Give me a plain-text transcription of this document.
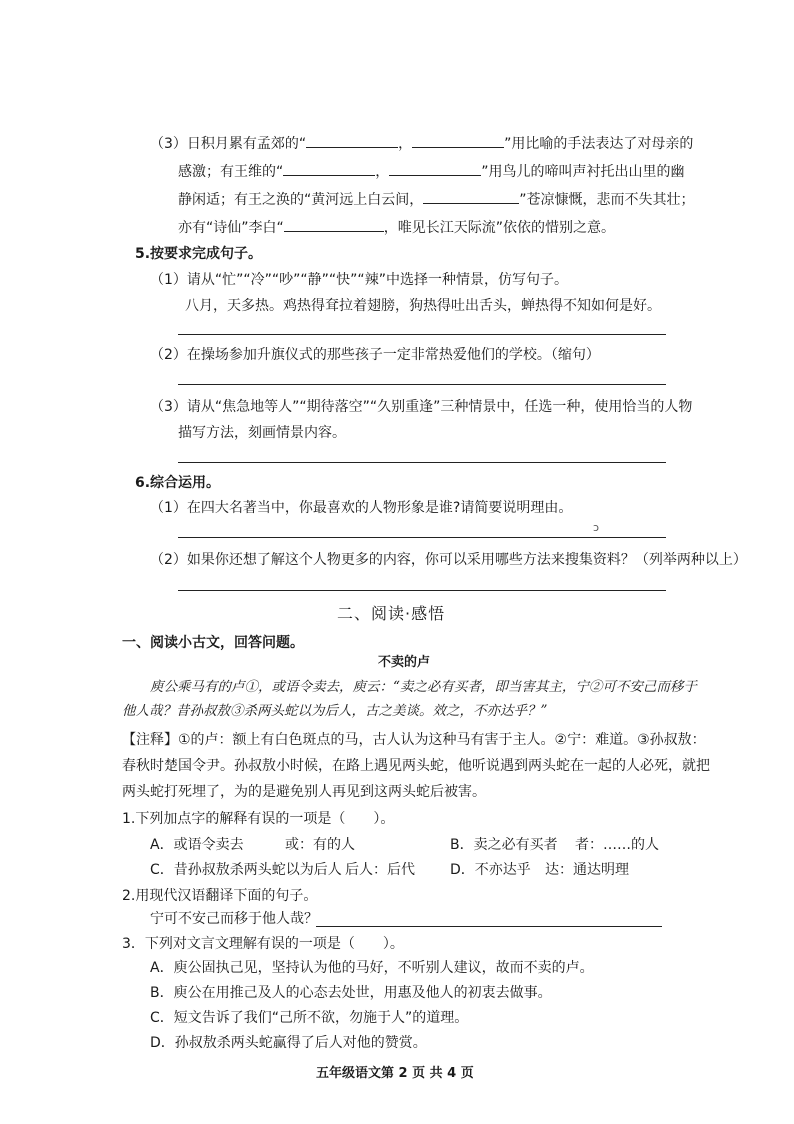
（3）日积月累有孟郊的“	，	”用比喻的手法表达了对母亲的
感激；有王维的“	，	”用鸟儿的啼叫声衬托出山里的幽
静闲适；有王之涣的“黄河远上白云间，	”苍凉慷慨，悲而不失其壮；
亦有“诗仙”李白“	，唯见长江天际流”依依的惜别之意。
5.按要求完成句子。
（1）请从“忙”“冷”“吵”“静”“快”“辣”中选择一种情景，仿写句子。
八月，天多热。鸡热得耷拉着翅膀，狗热得吐出舌头，蝉热得不知如何是好。
（2）在操场参加升旗仪式的那些孩子一定非常热爱他们的学校。（缩句）
（3）请从“焦急地等人”“期待落空”“久别重逢”三种情景中，任选一种，使用恰当的人物
描写方法，刻画情景内容。
6.综合运用。
（1）在四大名著当中，你最喜欢的人物形象是谁?请简要说明理由。
ↄ
（2）如果你还想了解这个人物更多的内容，你可以采用哪些方法来搜集资料？（列举两种以上）
二、阅读·感悟
一、阅读小古文，回答问题。
不卖的卢
庾公乘马有的卢①，或语令卖去，庾云：“卖之必有买者，即当害其主，宁②可不安己而移于
他人哉？昔孙叔敖③杀两头蛇以为后人，古之美谈。效之，不亦达乎？”
【注释】①的卢：额上有白色斑点的马，古人认为这种马有害于主人。②宁：难道。③孙叔敖：
春秋时楚国令尹。孙叔敖小时候，在路上遇见两头蛇，他听说遇到两头蛇在一起的人必死，就把
两头蛇打死埋了，为的是避免别人再见到这两头蛇后被害。
1.下列加点字的解释有误的一项是（　　）。
A．或语令卖去	或：有的人	B．卖之必有买者 者：……的人
C．昔孙叔敖杀两头蛇以为后人 后人：后代	D．不亦达乎 达：通达明理
2.用现代汉语翻译下面的句子。
宁可不安己而移于他人哉？
3．下列对文言文理解有误的一项是（　　）。
A．庾公固执己见，坚持认为他的马好，不听别人建议，故而不卖的卢。
B．庾公在用推己及人的心态去处世，用惠及他人的初衷去做事。
C．短文告诉了我们“己所不欲，勿施于人”的道理。
D．孙叔敖杀两头蛇赢得了后人对他的赞赏。
五年级语文第 2 页 共 4 页
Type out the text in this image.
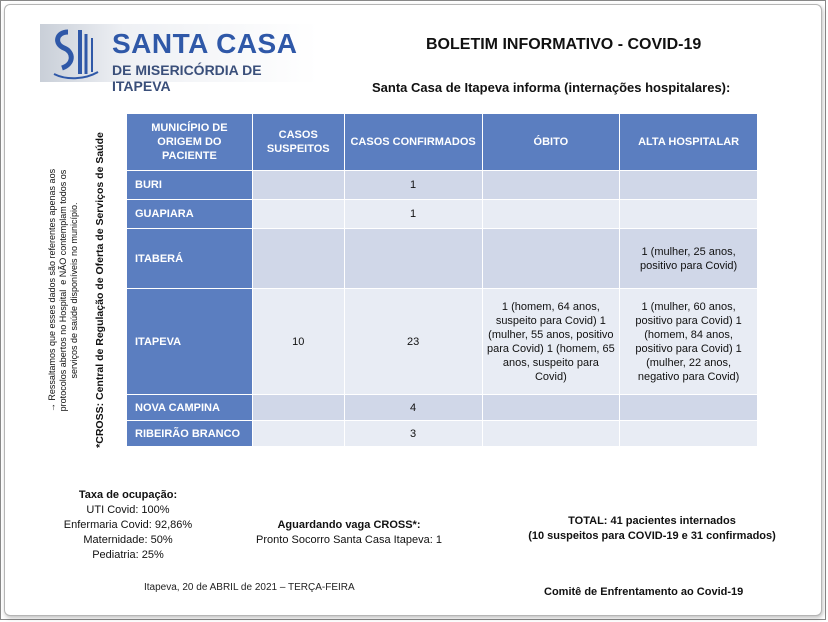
SANTA CASA
DE MISERICÓRDIA DE ITAPEVA
BOLETIM INFORMATIVO - COVID-19
Santa Casa de Itapeva informa (internações hospitalares):
→ Ressaltamos que esses dados são referentes apenas aos
protocolos abertos no Hospital  e NÃO contemplam todos os
serviços de saúde disponíveis no município. *CROSS: Central de Regulação de Oferta de Serviços de Saúde
MUNICÍPIO DE ORIGEM DO PACIENTE	CASOS SUSPEITOS	CASOS CONFIRMADOS	ÓBITO	ALTA HOSPITALAR
BURI		1		
GUAPIARA		1		
ITABERÁ				1 (mulher, 25 anos, positivo para Covid)
ITAPEVA	10	23	1 (homem, 64 anos, suspeito para Covid) 1 (mulher, 55 anos, positivo para Covid) 1 (homem, 65 anos, suspeito para Covid)	1 (mulher, 60 anos, positivo para Covid) 1 (homem, 84 anos, positivo para Covid) 1 (mulher, 22 anos, negativo para Covid)
NOVA CAMPINA		4		
RIBEIRÃO BRANCO		3		
Taxa de ocupação:
UTI Covid: 100%
Enfermaria Covid: 92,86%
Maternidade: 50%
Pediatria: 25%
Aguardando vaga CROSS*:
Pronto Socorro Santa Casa Itapeva: 1
TOTAL: 41 pacientes internados
(10 suspeitos para COVID-19 e 31 confirmados)
Itapeva, 20 de ABRIL de 2021 – TERÇA-FEIRA	Comitê de Enfrentamento ao Covid-19
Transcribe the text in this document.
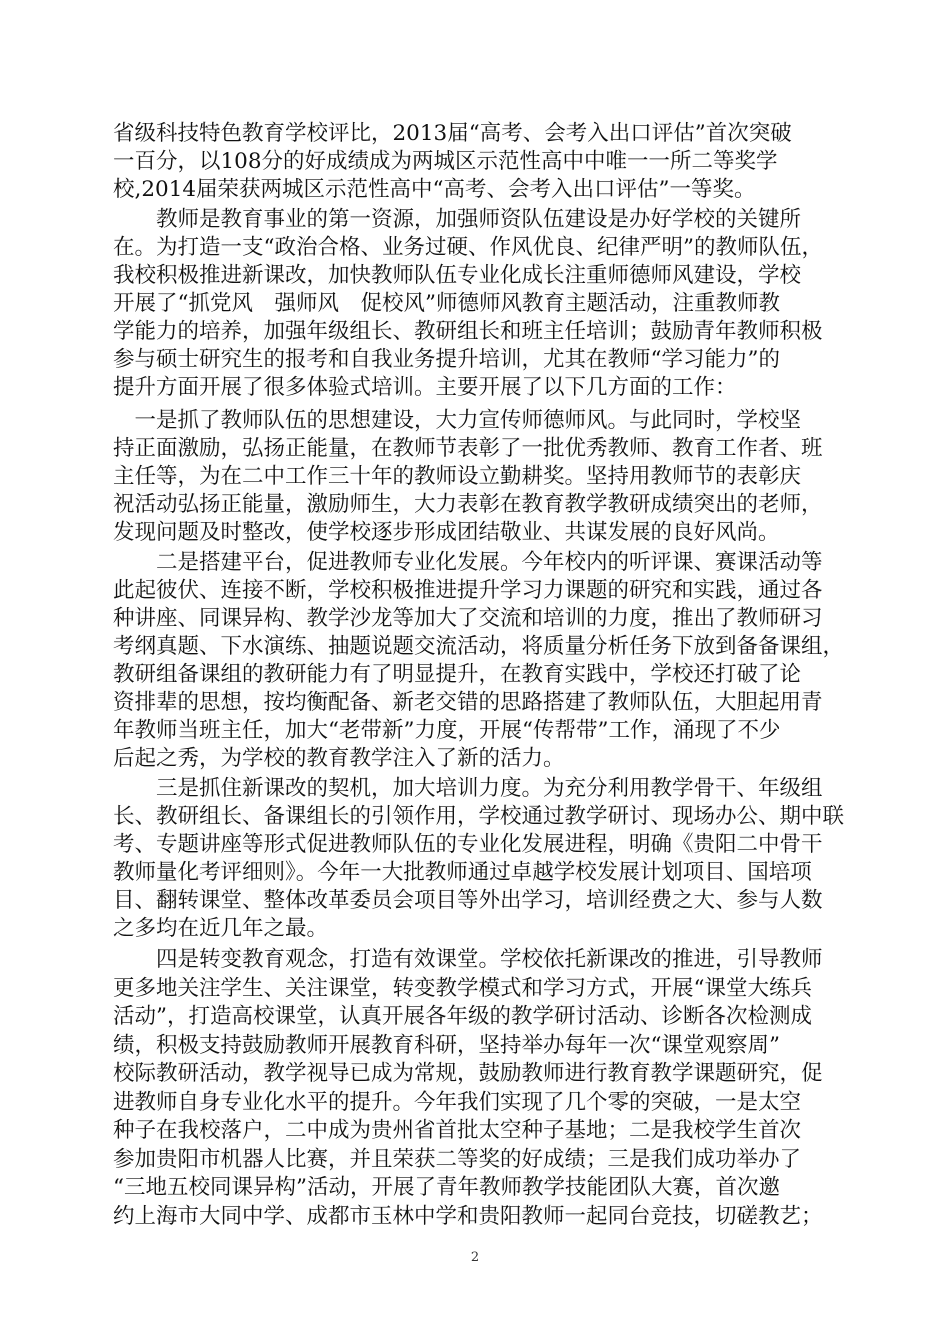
省级科技特色教育学校评比，2013届“高考、会考入出口评估”首次突破
一百分，以108分的好成绩成为两城区示范性高中中唯一一所二等奖学
校,2014届荣获两城区示范性高中“高考、会考入出口评估”一等奖。
　　教师是教育事业的第一资源，加强师资队伍建设是办好学校的关键所
在。为打造一支“政治合格、业务过硬、作风优良、纪律严明”的教师队伍，
我校积极推进新课改，加快教师队伍专业化成长注重师德师风建设，学校
开展了“抓党风　强师风　促校风”师德师风教育主题活动，注重教师教
学能力的培养，加强年级组长、教研组长和班主任培训；鼓励青年教师积极
参与硕士研究生的报考和自我业务提升培训，尤其在教师“学习能力”的
提升方面开展了很多体验式培训。主要开展了以下几方面的工作：
　一是抓了教师队伍的思想建设，大力宣传师德师风。与此同时，学校坚
持正面激励，弘扬正能量，在教师节表彰了一批优秀教师、教育工作者、班
主任等，为在二中工作三十年的教师设立勤耕奖。坚持用教师节的表彰庆
祝活动弘扬正能量，激励师生，大力表彰在教育教学教研成绩突出的老师，
发现问题及时整改，使学校逐步形成团结敬业、共谋发展的良好风尚。
　　二是搭建平台，促进教师专业化发展。今年校内的听评课、赛课活动等
此起彼伏、连接不断，学校积极推进提升学习力课题的研究和实践，通过各
种讲座、同课异构、教学沙龙等加大了交流和培训的力度，推出了教师研习
考纲真题、下水演练、抽题说题交流活动，将质量分析任务下放到备备课组，
教研组备课组的教研能力有了明显提升，在教育实践中，学校还打破了论
资排辈的思想，按均衡配备、新老交错的思路搭建了教师队伍，大胆起用青
年教师当班主任，加大“老带新”力度，开展“传帮带”工作，涌现了不少
后起之秀，为学校的教育教学注入了新的活力。
　　三是抓住新课改的契机，加大培训力度。为充分利用教学骨干、年级组
长、教研组长、备课组长的引领作用，学校通过教学研讨、现场办公、期中联
考、专题讲座等形式促进教师队伍的专业化发展进程，明确《贵阳二中骨干
教师量化考评细则》。今年一大批教师通过卓越学校发展计划项目、国培项
目、翻转课堂、整体改革委员会项目等外出学习，培训经费之大、参与人数
之多均在近几年之最。
　　四是转变教育观念，打造有效课堂。学校依托新课改的推进，引导教师
更多地关注学生、关注课堂，转变教学模式和学习方式，开展“课堂大练兵
活动”，打造高校课堂，认真开展各年级的教学研讨活动、诊断各次检测成
绩，积极支持鼓励教师开展教育科研，坚持举办每年一次“课堂观察周”
校际教研活动，教学视导已成为常规，鼓励教师进行教育教学课题研究，促
进教师自身专业化水平的提升。今年我们实现了几个零的突破，一是太空
种子在我校落户，二中成为贵州省首批太空种子基地；二是我校学生首次
参加贵阳市机器人比赛，并且荣获二等奖的好成绩；三是我们成功举办了
“三地五校同课异构”活动，开展了青年教师教学技能团队大赛，首次邀
约上海市大同中学、成都市玉林中学和贵阳教师一起同台竞技，切磋教艺；
2
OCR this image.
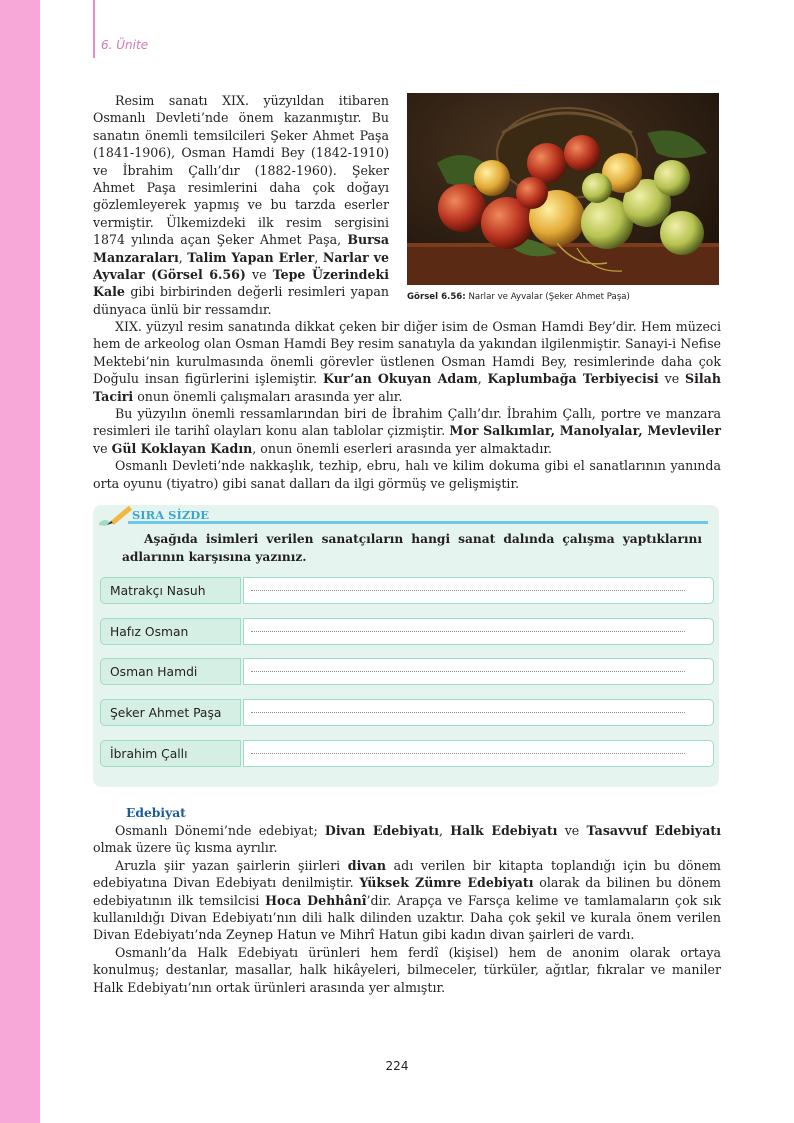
6. Ünite

Resim sanatı XIX. yüzyıldan itibaren Osmanlı Devleti’nde önem kazanmıştır. Bu sanatın önemli temsilcileri Şeker Ahmet Paşa (1841-1906), Osman Hamdi Bey (1842-1910) ve İbrahim Çallı’dır (1882-1960). Şeker Ahmet Paşa resimlerini daha çok doğayı gözlemleyerek yapmış ve bu tarzda eserler vermiştir. Ülkemizdeki ilk resim sergisini 1874 yılında açan Şeker Ahmet Paşa, Bursa Manzaraları, Talim Yapan Erler, Narlar ve Ayvalar (Görsel 6.56) ve Tepe Üzerindeki Kale gibi birbirinden değerli resimleri yapan dünyaca ünlü bir ressamdır.

Görsel 6.56: Narlar ve Ayvalar (Şeker Ahmet Paşa)

XIX. yüzyıl resim sanatında dikkat çeken bir diğer isim de Osman Hamdi Bey’dir. Hem müzeci hem de arkeolog olan Osman Hamdi Bey resim sanatıyla da yakından ilgilenmiştir. Sanayi-i Nefise Mektebi’nin kurulmasında önemli görevler üstlenen Osman Hamdi Bey, resimlerinde daha çok Doğulu insan figürlerini işlemiştir. Kur’an Okuyan Adam, Kaplumbağa Terbiyecisi ve Silah Taciri onun önemli çalışmaları arasında yer alır.

Bu yüzyılın önemli ressamlarından biri de İbrahim Çallı’dır. İbrahim Çallı, portre ve manzara resimleri ile tarihî olayları konu alan tablolar çizmiştir. Mor Salkımlar, Manolyalar, Mevleviler ve Gül Koklayan Kadın, onun önemli eserleri arasında yer almaktadır.

Osmanlı Devleti’nde nakkaşlık, tezhip, ebru, halı ve kilim dokuma gibi el sanatlarının yanında orta oyunu (tiyatro) gibi sanat dalları da ilgi görmüş ve gelişmiştir.

SIRA SİZDE

Aşağıda isimleri verilen sanatçıların hangi sanat dalında çalışma yaptıklarını adlarının karşısına yazınız.

Matrakçı Nasuh
Hafız Osman
Osman Hamdi
Şeker Ahmet Paşa
İbrahim Çallı
Edebiyat

Osmanlı Dönemi’nde edebiyat; Divan Edebiyatı, Halk Edebiyatı ve Tasavvuf Edebiyatı olmak üzere üç kısma ayrılır.

Aruzla şiir yazan şairlerin şiirleri divan adı verilen bir kitapta toplandığı için bu dönem edebiyatına Divan Edebiyatı denilmiştir. Yüksek Zümre Edebiyatı olarak da bilinen bu dönem edebiyatının ilk temsilcisi Hoca Dehhânî’dir. Arapça ve Farsça kelime ve tamlamaların çok sık kullanıldığı Divan Edebiyatı’nın dili halk dilinden uzaktır. Daha çok şekil ve kurala önem verilen Divan Edebiyatı’nda Zeynep Hatun ve Mihrî Hatun gibi kadın divan şairleri de vardı.

Osmanlı’da Halk Edebiyatı ürünleri hem ferdî (kişisel) hem de anonim olarak ortaya konulmuş; destanlar, masallar, halk hikâyeleri, bilmeceler, türküler, ağıtlar, fıkralar ve maniler Halk Edebiyatı’nın ortak ürünleri arasında yer almıştır.

224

━━━━━━━━━━━━━━━━━━━━━━━━━━━━━━

■ PROBLEM ■
From the entries above, copy each line holding "Ayvalar".

■ ANSWER TO THE PROBLEM ■
Resim sanatı XIX. yüzyıldan itibaren Osmanlı Devleti’nde önem kazanmıştır. Bu sanatın önemli temsilcileri Şeker Ahmet Paşa (1841-1906), Osman Hamdi Bey (1842-1910) ve İbrahim Çallı’dır (1882-1960). Şeker Ahmet Paşa resimlerini daha çok doğayı gözlemleyerek yapmış ve bu tarzda eserler vermiştir. Ülkemizdeki ilk resim sergisini 1874 yılında açan Şeker Ahmet Paşa, Bursa Manzaraları, Talim Yapan Erler, Narlar ve Ayvalar (Görsel 6.56) ve Tepe Üzerindeki Kale gibi birbirinden değerli resimleri yapan dünyaca ünlü bir ressamdır.
Görsel 6.56: Narlar ve Ayvalar (Şeker Ahmet Paşa)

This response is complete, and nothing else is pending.